* [Given information]

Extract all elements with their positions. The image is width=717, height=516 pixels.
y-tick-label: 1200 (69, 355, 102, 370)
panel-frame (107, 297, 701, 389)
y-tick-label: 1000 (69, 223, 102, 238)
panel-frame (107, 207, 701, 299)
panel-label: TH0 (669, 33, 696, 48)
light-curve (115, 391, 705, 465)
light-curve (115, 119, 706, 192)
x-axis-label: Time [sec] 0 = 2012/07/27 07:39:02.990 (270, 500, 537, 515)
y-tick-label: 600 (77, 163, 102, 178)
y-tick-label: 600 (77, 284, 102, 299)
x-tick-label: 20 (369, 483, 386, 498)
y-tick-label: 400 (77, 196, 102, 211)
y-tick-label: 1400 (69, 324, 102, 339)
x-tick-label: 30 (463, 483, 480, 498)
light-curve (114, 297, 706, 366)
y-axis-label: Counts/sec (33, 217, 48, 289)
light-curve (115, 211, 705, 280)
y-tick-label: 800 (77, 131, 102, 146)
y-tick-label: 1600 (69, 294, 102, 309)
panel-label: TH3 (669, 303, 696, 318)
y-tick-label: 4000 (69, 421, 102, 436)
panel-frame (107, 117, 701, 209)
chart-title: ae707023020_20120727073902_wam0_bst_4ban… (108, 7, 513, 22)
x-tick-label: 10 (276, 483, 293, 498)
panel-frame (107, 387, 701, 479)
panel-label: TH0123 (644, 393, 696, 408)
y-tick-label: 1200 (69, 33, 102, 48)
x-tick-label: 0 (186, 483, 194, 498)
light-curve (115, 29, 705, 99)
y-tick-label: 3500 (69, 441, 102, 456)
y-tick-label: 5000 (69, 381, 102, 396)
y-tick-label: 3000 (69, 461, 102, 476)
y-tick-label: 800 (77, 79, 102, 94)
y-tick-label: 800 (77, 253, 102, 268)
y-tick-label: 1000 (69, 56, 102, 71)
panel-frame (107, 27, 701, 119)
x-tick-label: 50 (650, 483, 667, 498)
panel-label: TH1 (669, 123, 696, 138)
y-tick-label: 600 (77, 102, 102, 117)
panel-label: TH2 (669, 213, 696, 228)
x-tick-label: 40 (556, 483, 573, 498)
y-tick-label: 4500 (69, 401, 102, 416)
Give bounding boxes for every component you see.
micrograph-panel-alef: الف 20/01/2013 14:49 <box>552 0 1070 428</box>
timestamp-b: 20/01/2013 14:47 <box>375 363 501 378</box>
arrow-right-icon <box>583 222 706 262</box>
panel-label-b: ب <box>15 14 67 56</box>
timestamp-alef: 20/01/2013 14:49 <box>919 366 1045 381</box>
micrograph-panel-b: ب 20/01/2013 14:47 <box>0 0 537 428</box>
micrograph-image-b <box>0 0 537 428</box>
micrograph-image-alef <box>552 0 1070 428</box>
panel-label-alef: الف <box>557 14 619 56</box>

* [Exercise requirements]
Convert the part of the items above that opens with their first line and closes with the line containing "arrow-right-icon <box>583 222 706 262</box>", both included, into a JSON list of strings with one string per line and blank lines left out.

* [Answer for the task]
[
  "Extract all elements with their positions. The image is width=717, height=516 pixels.",
  "y-tick-label: 1200 (69, 355, 102, 370)",
  "panel-frame (107, 297, 701, 389)",
  "y-tick-label: 1000 (69, 223, 102, 238)",
  "panel-frame (107, 207, 701, 299)",
  "panel-label: TH0 (669, 33, 696, 48)",
  "light-curve (115, 391, 705, 465)",
  "light-curve (115, 119, 706, 192)",
  "x-axis-label: Time [sec] 0 = 2012/07/27 07:39:02.990 (270, 500, 537, 515)",
  "y-tick-label: 600 (77, 163, 102, 178)",
  "y-tick-label: 600 (77, 284, 102, 299)",
  "x-tick-label: 20 (369, 483, 386, 498)",
  "y-tick-label: 400 (77, 196, 102, 211)",
  "y-tick-label: 1400 (69, 324, 102, 339)",
  "x-tick-label: 30 (463, 483, 480, 498)",
  "light-curve (114, 297, 706, 366)",
  "y-axis-label: Counts/sec (33, 217, 48, 289)",
  "light-curve (115, 211, 705, 280)",
  "y-tick-label: 800 (77, 131, 102, 146)",
  "y-tick-label: 1600 (69, 294, 102, 309)",
  "panel-label: TH3 (669, 303, 696, 318)",
  "y-tick-label: 4000 (69, 421, 102, 436)",
  "panel-frame (107, 117, 701, 209)",
  "chart-title: ae707023020_20120727073902_wam0_bst_4ban… (108, 7, 513, 22)",
  "x-tick-label: 10 (276, 483, 293, 498)",
  "panel-frame (107, 387, 701, 479)",
  "panel-label: TH0123 (644, 393, 696, 408)",
  "y-tick-label: 1200 (69, 33, 102, 48)",
  "x-tick-label: 0 (186, 483, 194, 498)",
  "light-curve (115, 29, 705, 99)",
  "y-tick-label: 3500 (69, 441, 102, 456)",
  "y-tick-label: 5000 (69, 381, 102, 396)",
  "y-tick-label: 3000 (69, 461, 102, 476)",
  "y-tick-label: 800 (77, 79, 102, 94)",
  "y-tick-label: 800 (77, 253, 102, 268)",
  "y-tick-label: 1000 (69, 56, 102, 71)",
  "panel-frame (107, 27, 701, 119)",
  "x-tick-label: 50 (650, 483, 667, 498)",
  "panel-label: TH1 (669, 123, 696, 138)",
  "y-tick-label: 600 (77, 102, 102, 117)",
  "panel-label: TH2 (669, 213, 696, 228)",
  "x-tick-label: 40 (556, 483, 573, 498)",
  "y-tick-label: 4500 (69, 401, 102, 416)",
  "Give bounding boxes for every component you see.",
  "micrograph-panel-alef: الف 20/01/2013 14:49 <box>552 0 1070 428</box>",
  "timestamp-b: 20/01/2013 14:47 <box>375 363 501 378</box>",
  "arrow-right-icon <box>583 222 706 262</box>"
]